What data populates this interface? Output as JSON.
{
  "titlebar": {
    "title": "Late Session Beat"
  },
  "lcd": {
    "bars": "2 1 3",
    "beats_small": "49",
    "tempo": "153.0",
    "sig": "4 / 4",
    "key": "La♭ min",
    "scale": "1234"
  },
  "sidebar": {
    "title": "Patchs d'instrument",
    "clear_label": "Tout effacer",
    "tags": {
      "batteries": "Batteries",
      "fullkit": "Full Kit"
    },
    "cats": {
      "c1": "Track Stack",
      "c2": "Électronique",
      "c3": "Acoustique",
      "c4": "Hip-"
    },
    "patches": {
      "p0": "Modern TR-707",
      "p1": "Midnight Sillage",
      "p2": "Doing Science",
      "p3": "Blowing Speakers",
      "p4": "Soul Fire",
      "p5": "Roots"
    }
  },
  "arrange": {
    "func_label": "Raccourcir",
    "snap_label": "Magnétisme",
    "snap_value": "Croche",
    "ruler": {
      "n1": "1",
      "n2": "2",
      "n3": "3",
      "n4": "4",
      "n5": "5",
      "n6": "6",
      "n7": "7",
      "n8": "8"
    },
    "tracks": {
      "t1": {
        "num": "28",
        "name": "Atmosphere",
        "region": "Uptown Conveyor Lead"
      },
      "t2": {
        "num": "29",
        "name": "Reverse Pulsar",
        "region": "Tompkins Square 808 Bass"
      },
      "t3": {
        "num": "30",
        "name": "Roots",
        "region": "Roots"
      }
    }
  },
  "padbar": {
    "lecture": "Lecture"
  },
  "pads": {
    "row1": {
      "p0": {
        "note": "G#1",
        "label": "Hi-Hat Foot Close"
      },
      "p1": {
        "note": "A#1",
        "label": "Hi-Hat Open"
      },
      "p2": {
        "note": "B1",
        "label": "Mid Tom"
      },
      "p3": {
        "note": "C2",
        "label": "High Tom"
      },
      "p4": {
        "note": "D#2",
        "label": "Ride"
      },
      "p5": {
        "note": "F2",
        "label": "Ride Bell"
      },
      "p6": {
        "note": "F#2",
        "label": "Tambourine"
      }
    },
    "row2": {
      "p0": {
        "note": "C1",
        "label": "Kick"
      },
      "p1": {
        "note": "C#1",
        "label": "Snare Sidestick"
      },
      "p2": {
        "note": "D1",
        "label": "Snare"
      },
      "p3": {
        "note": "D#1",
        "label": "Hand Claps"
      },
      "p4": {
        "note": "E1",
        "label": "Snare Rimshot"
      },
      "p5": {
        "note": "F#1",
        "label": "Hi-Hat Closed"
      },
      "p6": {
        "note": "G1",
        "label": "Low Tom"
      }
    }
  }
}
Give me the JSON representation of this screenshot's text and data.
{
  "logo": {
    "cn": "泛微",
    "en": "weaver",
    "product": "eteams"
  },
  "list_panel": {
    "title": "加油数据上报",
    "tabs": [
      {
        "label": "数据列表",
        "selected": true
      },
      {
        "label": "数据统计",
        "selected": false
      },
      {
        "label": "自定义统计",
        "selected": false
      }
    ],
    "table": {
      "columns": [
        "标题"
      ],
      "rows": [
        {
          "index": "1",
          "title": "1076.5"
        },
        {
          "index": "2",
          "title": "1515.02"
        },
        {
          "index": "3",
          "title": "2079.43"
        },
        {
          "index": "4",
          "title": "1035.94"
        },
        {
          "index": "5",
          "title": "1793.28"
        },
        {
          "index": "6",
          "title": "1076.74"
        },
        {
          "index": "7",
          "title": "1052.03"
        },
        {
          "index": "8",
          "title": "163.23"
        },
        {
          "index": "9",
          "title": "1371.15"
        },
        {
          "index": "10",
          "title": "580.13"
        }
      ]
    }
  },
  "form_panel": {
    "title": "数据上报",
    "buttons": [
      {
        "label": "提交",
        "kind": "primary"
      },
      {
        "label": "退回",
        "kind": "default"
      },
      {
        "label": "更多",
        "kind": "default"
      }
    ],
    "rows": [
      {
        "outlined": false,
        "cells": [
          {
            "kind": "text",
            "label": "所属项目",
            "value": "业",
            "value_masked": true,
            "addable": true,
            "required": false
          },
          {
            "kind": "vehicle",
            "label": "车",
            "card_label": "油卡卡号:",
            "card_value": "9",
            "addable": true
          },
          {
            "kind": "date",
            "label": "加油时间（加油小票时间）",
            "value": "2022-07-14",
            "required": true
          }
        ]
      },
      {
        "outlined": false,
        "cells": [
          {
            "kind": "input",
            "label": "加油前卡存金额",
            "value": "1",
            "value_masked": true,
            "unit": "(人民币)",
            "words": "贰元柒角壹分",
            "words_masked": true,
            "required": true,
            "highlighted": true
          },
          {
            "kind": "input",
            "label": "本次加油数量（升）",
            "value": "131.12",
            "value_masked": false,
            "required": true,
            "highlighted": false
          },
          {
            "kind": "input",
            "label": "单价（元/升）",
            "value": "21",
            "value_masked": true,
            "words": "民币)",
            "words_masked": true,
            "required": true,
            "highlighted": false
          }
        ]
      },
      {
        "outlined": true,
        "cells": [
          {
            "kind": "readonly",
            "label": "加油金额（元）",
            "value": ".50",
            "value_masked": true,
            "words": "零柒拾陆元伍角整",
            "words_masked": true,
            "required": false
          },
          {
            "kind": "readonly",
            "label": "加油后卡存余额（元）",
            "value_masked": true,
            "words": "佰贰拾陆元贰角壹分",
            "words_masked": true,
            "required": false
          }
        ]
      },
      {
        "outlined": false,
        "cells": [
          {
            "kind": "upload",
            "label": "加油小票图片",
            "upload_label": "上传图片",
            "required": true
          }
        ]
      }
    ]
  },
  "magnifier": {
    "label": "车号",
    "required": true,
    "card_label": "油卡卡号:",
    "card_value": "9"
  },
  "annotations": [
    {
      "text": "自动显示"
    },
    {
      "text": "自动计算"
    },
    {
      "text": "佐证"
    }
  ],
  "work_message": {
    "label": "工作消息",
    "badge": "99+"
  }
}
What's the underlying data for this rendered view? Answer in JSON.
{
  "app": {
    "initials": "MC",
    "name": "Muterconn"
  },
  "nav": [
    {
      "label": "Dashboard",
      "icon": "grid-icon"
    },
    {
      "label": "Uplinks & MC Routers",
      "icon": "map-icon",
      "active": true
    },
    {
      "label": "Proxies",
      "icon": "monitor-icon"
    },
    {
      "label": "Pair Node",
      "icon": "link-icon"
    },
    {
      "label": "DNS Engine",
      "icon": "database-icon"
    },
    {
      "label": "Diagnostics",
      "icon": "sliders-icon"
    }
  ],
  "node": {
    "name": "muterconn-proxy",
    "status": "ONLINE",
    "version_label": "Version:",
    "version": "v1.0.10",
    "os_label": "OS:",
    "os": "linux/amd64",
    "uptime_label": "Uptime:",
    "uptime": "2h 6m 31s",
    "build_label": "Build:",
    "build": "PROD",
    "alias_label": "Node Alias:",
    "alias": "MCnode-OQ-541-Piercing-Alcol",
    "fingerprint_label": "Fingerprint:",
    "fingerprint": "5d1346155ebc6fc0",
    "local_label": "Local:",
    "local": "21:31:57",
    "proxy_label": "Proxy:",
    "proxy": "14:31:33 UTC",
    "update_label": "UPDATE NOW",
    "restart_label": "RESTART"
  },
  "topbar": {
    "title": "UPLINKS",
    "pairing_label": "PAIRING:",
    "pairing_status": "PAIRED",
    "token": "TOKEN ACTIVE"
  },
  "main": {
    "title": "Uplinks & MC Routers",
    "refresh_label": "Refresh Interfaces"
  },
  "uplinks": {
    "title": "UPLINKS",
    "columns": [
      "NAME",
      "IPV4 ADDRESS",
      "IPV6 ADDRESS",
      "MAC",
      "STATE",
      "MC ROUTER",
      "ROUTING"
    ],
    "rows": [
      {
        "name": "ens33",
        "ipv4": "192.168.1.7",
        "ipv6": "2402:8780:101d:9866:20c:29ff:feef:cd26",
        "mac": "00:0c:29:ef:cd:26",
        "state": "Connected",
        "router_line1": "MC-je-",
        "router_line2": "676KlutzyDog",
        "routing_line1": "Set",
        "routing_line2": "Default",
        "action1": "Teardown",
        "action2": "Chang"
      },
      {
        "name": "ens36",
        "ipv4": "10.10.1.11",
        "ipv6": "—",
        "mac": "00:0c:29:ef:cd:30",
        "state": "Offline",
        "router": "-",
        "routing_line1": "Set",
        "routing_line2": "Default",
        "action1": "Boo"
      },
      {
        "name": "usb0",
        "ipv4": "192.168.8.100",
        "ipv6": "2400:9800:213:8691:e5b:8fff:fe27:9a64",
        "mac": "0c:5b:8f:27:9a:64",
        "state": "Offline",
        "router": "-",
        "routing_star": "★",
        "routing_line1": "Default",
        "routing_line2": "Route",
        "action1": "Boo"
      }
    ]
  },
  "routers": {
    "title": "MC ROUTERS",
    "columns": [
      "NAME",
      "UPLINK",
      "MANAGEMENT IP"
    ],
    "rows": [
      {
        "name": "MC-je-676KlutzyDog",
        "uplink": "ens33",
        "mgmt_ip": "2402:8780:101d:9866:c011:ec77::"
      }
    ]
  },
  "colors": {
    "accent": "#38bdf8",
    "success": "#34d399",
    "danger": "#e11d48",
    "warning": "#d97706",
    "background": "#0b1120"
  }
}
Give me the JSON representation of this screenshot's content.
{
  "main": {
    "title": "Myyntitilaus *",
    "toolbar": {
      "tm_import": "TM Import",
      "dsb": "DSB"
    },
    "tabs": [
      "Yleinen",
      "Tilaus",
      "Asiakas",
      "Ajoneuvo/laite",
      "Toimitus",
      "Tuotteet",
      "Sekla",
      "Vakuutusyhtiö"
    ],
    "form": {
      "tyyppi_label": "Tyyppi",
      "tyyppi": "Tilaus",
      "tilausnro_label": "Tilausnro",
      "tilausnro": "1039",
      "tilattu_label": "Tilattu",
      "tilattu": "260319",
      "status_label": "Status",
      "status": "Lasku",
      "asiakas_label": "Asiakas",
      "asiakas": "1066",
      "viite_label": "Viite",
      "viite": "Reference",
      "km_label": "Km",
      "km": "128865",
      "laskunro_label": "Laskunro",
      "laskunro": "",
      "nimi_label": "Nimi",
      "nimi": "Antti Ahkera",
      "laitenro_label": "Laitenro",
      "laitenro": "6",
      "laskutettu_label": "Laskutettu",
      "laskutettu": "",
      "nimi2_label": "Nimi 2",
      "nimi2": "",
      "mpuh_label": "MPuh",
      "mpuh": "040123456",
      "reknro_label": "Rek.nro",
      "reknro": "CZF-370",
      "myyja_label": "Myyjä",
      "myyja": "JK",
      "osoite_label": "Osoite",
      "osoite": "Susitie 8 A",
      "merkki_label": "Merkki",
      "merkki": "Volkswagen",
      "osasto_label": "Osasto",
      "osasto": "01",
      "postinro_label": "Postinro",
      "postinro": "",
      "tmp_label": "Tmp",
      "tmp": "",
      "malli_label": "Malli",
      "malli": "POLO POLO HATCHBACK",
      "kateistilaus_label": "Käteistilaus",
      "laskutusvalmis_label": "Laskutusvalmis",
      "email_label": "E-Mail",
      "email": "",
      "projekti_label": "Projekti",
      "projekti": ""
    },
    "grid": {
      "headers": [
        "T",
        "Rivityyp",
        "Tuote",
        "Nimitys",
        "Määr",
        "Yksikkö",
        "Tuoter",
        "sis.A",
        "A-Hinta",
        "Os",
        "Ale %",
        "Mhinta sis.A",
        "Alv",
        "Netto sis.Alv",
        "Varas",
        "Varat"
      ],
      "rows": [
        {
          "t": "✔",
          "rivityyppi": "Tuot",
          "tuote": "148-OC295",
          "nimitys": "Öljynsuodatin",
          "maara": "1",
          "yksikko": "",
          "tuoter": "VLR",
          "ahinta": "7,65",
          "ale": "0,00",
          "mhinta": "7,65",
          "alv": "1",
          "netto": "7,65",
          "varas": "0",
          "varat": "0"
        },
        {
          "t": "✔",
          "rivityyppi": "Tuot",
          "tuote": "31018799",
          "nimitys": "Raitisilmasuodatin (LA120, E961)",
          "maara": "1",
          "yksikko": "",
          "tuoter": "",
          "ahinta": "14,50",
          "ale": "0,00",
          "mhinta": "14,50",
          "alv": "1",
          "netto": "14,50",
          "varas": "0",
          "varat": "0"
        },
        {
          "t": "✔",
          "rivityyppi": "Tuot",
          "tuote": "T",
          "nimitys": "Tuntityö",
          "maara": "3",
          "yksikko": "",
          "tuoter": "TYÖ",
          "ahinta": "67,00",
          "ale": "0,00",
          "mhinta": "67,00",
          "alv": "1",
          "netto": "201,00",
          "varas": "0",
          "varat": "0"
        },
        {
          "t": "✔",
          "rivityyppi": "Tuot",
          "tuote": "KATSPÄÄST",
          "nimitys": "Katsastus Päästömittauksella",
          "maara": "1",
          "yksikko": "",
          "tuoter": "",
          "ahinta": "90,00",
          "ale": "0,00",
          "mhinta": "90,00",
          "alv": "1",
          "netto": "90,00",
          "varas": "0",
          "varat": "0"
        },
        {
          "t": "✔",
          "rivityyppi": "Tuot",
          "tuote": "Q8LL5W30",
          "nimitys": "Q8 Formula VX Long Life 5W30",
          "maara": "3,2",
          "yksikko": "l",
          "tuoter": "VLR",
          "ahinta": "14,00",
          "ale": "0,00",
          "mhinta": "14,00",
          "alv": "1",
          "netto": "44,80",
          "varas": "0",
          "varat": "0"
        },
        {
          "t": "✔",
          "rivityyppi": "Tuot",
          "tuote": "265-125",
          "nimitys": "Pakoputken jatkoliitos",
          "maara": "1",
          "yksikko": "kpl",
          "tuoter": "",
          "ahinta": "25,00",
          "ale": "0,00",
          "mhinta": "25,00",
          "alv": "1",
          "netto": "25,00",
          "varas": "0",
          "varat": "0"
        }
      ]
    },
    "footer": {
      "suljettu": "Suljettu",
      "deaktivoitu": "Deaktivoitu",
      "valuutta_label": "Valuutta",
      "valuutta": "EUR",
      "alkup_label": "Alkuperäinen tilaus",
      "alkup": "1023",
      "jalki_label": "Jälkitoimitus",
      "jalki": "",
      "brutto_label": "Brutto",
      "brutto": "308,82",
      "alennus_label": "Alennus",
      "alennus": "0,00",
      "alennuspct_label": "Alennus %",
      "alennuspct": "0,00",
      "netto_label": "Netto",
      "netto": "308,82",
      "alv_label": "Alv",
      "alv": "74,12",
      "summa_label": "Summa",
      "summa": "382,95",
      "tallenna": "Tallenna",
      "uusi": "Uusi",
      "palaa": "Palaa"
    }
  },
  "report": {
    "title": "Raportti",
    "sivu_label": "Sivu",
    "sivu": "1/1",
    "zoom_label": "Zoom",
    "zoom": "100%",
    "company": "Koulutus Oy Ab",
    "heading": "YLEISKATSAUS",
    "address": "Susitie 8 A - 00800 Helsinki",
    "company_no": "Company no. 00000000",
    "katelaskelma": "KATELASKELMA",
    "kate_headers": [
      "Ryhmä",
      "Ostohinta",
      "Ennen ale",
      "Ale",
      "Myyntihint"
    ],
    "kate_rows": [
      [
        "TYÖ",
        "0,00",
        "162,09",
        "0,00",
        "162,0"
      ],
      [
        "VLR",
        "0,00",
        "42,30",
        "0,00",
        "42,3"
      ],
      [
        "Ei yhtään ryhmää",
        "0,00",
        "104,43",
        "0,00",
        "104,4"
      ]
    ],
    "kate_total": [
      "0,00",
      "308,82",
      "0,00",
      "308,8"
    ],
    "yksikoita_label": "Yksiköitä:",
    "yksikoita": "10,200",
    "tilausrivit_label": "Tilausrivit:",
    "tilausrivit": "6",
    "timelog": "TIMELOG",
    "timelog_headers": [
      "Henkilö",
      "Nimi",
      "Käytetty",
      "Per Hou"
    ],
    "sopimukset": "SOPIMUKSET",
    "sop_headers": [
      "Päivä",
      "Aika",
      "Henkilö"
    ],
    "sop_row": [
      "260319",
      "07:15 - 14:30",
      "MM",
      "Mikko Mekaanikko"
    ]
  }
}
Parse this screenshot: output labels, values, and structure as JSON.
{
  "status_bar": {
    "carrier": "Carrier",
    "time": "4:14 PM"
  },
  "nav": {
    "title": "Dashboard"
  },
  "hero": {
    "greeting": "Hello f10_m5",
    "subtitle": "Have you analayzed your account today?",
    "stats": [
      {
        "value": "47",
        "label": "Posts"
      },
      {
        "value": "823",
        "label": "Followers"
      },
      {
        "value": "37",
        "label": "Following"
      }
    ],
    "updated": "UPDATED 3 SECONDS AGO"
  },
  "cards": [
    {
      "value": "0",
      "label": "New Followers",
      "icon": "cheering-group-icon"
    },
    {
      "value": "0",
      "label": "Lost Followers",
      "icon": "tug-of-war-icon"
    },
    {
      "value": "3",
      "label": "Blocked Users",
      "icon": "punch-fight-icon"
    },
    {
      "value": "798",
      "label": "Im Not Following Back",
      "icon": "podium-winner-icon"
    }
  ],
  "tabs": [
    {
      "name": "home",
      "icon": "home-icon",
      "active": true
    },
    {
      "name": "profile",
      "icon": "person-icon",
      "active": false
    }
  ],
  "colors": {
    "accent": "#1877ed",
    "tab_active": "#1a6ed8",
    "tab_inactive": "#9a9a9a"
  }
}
____________
• **Exercise aim**
Return exactly, and only, the line containing "Parse this screenshot: output" and every line after it through the end of the material.

• **The answer**
Parse this screenshot: output labels, values, and structure as JSON.
{
  "status_bar": {
    "carrier": "Carrier",
    "time": "4:14 PM"
  },
  "nav": {
    "title": "Dashboard"
  },
  "hero": {
    "greeting": "Hello f10_m5",
    "subtitle": "Have you analayzed your account today?",
    "stats": [
      {
        "value": "47",
        "label": "Posts"
      },
      {
        "value": "823",
        "label": "Followers"
      },
      {
        "value": "37",
        "label": "Following"
      }
    ],
    "updated": "UPDATED 3 SECONDS AGO"
  },
  "cards": [
    {
      "value": "0",
      "label": "New Followers",
      "icon": "cheering-group-icon"
    },
    {
      "value": "0",
      "label": "Lost Followers",
      "icon": "tug-of-war-icon"
    },
    {
      "value": "3",
      "label": "Blocked Users",
      "icon": "punch-fight-icon"
    },
    {
      "value": "798",
      "label": "Im Not Following Back",
      "icon": "podium-winner-icon"
    }
  ],
  "tabs": [
    {
      "name": "home",
      "icon": "home-icon",
      "active": true
    },
    {
      "name": "profile",
      "icon": "person-icon",
      "active": false
    }
  ],
  "colors": {
    "accent": "#1877ed",
    "tab_active": "#1a6ed8",
    "tab_inactive": "#9a9a9a"
  }
}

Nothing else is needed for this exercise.